Text extract.
========
Tuesday, October 30, 2012

The Final Four: Day One, October 15th


Xanterra employment ended this morning. Freedom from the work schedule is oh-so sweet. As of 11 am, my new job description is full-time trout bum. Twenty-somethings aren't the only ones who can get away with this. 

My game plan was completed days ago: convenient camp at Madison Campground; simple/quick meals; fish early and late, relax mid-days.

Campsite in A Loop, surrounded by RVs
Remaining challenges are all fishing-related…bring ‘em on. The Madison River is crawling with anglers now; it’s the annual pilgrimage to fish here for the run-up trout. Besides the competition, there is also so much river…where to fish? In addition to the sixteen miles of road-accessible river along West Entrance Road, the many miles of river downstream from Barns Pools all the way to Bakers Hole are now in play. Then, there is the forecast of cold overnight low temperatures…I have the layers for cold-weather fishing, but can I stick it out tent camping?

I set up camp early on this calm, mild afternoon, savoring my unfettered timetable. Only two of eight campground loops in Madison Campground are left open this time of year, virtually all of the campers are anglers in RVs.
Sheer lava-rock wall at bottom of Firehole Canyon

Done with that. I set out to fish, first working two beautiful deep runs I had discovered at the bottom of Firehole Canyon. Drew a blank on both, but thoroughly enjoyed every minute of working a nymph rig through the water. It continues to amaze me how the water in these steep-gradient places pillow up softly, almost aquarium-like, along the rock-rough edges of fast water. I don’t have to catch fish to enjoy the magic of the river.

Barns Pool at dusk, Oct 15th
For the evening, I joined the dance line at Barns Pool. Again, no crowd. Not much catching either. I caught two nice whitefish, saw only one good trout taken. The day’s fishing performance cemented the plan for tomorrow. I would have to figure out how to join the crowd fishing the Madison further upstream.
========
Provided material.
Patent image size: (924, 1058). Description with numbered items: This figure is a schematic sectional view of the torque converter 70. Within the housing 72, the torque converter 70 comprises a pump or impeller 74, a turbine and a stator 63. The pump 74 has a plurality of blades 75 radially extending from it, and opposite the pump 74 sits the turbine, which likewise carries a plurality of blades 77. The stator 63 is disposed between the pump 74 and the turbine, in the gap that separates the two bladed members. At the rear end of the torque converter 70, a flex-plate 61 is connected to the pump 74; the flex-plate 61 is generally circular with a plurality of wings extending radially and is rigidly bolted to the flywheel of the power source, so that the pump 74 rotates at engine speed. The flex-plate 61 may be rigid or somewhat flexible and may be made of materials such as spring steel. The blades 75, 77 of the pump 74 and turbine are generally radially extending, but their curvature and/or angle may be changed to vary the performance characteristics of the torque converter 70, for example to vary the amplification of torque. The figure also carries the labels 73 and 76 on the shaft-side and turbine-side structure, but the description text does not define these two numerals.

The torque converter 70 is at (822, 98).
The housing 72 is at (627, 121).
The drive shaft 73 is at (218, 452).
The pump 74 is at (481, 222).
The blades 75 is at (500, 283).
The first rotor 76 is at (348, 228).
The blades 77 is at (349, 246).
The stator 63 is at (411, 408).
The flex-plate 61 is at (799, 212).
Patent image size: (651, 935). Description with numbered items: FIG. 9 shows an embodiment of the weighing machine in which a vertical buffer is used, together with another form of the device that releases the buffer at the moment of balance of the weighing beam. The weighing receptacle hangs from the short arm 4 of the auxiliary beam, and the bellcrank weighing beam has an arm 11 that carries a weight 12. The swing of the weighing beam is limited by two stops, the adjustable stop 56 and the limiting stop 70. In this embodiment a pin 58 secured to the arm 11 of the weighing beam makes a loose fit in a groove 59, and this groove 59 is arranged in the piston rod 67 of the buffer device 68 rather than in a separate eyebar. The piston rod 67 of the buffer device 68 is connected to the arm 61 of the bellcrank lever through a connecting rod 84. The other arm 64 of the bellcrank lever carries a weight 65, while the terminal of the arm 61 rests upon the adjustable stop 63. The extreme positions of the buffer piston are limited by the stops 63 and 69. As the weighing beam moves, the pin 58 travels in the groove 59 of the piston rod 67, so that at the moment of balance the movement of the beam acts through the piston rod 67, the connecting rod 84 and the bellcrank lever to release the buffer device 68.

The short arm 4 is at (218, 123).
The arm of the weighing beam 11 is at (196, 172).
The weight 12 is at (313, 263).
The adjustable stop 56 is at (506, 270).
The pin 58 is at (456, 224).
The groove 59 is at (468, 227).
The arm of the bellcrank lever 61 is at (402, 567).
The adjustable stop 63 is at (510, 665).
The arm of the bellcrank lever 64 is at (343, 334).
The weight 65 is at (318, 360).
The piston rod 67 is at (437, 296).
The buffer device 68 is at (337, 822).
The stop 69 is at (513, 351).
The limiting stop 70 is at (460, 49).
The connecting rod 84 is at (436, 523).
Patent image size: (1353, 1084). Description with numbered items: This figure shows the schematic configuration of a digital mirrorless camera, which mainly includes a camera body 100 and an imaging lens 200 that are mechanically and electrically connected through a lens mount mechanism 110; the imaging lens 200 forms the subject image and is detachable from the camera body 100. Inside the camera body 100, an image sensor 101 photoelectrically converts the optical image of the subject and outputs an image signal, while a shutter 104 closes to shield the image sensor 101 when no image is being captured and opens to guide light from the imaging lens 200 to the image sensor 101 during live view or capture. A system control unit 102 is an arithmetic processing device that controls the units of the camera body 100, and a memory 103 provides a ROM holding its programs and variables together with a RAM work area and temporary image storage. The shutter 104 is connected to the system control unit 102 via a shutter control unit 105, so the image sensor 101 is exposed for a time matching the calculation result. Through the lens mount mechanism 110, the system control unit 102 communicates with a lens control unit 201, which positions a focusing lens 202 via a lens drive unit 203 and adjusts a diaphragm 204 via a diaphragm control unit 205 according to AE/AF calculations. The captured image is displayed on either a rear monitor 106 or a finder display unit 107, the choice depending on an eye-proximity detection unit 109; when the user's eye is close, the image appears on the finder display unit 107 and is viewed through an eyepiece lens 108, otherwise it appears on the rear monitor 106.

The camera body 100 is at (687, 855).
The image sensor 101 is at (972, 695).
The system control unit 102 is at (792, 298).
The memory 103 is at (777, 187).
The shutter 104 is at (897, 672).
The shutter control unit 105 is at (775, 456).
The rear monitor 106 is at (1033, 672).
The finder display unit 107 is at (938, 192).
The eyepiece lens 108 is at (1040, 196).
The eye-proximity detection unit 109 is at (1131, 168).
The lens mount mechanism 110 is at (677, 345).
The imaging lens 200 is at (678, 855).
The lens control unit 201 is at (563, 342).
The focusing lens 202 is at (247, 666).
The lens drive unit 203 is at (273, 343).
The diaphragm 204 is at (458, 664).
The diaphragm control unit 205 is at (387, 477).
========
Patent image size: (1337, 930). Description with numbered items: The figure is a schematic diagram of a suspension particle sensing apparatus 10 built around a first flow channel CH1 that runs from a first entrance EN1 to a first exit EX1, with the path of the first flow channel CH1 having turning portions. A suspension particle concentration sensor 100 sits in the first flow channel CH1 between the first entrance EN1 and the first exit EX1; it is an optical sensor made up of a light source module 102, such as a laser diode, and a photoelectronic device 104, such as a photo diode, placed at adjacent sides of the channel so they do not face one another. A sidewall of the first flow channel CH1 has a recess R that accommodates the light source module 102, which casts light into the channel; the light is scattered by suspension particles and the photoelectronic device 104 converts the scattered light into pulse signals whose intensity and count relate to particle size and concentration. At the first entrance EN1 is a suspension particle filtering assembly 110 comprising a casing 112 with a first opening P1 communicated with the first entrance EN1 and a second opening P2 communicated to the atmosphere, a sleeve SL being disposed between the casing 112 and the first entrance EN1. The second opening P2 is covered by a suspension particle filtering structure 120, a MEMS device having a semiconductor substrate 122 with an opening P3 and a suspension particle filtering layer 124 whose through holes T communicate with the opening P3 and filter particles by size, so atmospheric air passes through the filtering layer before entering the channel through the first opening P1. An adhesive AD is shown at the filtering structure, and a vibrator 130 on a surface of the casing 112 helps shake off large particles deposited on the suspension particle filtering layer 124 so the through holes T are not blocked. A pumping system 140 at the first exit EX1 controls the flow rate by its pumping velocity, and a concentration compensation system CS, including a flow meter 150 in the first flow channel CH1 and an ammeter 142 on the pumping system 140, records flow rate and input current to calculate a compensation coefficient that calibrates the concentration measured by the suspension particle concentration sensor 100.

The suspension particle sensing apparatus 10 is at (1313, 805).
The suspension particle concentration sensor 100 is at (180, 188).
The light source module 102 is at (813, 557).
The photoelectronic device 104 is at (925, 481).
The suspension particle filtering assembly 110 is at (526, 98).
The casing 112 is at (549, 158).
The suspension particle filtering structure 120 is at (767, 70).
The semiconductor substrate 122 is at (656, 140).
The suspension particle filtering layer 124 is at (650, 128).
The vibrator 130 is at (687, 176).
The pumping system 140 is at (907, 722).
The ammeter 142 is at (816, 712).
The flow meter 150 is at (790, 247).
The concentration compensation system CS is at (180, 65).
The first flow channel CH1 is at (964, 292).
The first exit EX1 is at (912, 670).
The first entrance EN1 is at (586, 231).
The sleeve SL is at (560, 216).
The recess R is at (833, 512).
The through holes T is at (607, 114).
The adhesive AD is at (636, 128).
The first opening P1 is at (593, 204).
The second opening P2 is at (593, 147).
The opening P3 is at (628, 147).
========
Requirement A. In the fishing trip entry, retype word for word the part that begins with "Done with that." and ends with "Madison further upstream.".
Requirement B. Extend the fishing trip entry about the Madison River, picking up right after its final sentence.

Right answer A.
Done with that. I set out to fish, first working two beautiful deep runs I had discovered at the bottom of Firehole Canyon. Drew a blank on both, but thoroughly enjoyed every minute of working a nymph rig through the water. It continues to amaze me how the water in these steep-gradient places pillow up softly, almost aquarium-like, along the rock-rough edges of fast water. I don’t have to catch fish to enjoy the magic of the river.

Barns Pool at dusk, Oct 15th
For the evening, I joined the dance line at Barns Pool. Again, no crowd. Not much catching either. I caught two nice whitefish, saw only one good trout taken. The day’s fishing performance cemented the plan for tomorrow. I would have to figure out how to join the crowd fishing the Madison further upstream.

Right answer B.
At dusk, I joined another angler to walk back to the parking lot. He had caught a 21-inch brown trout working a streamer in the fast riffle below. Storing that in my mental file of fishing forensics, I drove back to camp.

The promise of good fishing weather tomorrow
I felt rich, fabulously wealthy with my timely possession.  Or, possession of time: two full days of Madison River fishing lay before me, together with the forecast of a good weather system.  

Sunday, October 28, 2012

Work’s Done, Fish to the End

Last day of the Inn's 2012 season, October 14th

Sunday, October 14th, was the last morning of the Old Faithful Inn’s season. I worked the last shift. Guests trickled down to the Front Desk to check out, and the Inn’s doors were locked promptly at 11:00 am. Housekeeping and Maintenance had already started to winterize the Inn (plumbing, bedding, kitchens, storm windows), work that would go on through mid-November. The Inn will sit idle for five months until next April, when work will begin to re-open for the 2013 season.

My Yellowstone work began back on May 5th. It is a sense of accomplishment to have lasted the entire season. Twenty people were on the Front Desk Team when it started; only ten of us finished the full season to the end. Attrition came from early contract end dates, health/family issues, termination, transfer to other departments.

Final Hour for the Front Desk Team
The employee release procedure covered the basics: turn in my cash drawer; clean/return bedding; clean dorm room; turn in employee ID card and keys. I had been packing and loading my car for a couple of days in order to make a quick departure..

At 11:00 am on Monday morning, I had the final signature on my release paperwork. Ahead of  me lay four straight days of camping and fishing in the Park before I would have to start heading for home. 

It was an exhilarating feeling. Fall’s big fish season was here, I was a free man, and a weather system was moving into the Park over the next two days.
The promise of good fishing weather hangs over the Madison River

I headed for Madison Campground to set-up my tent, then on to the river to find the big fish.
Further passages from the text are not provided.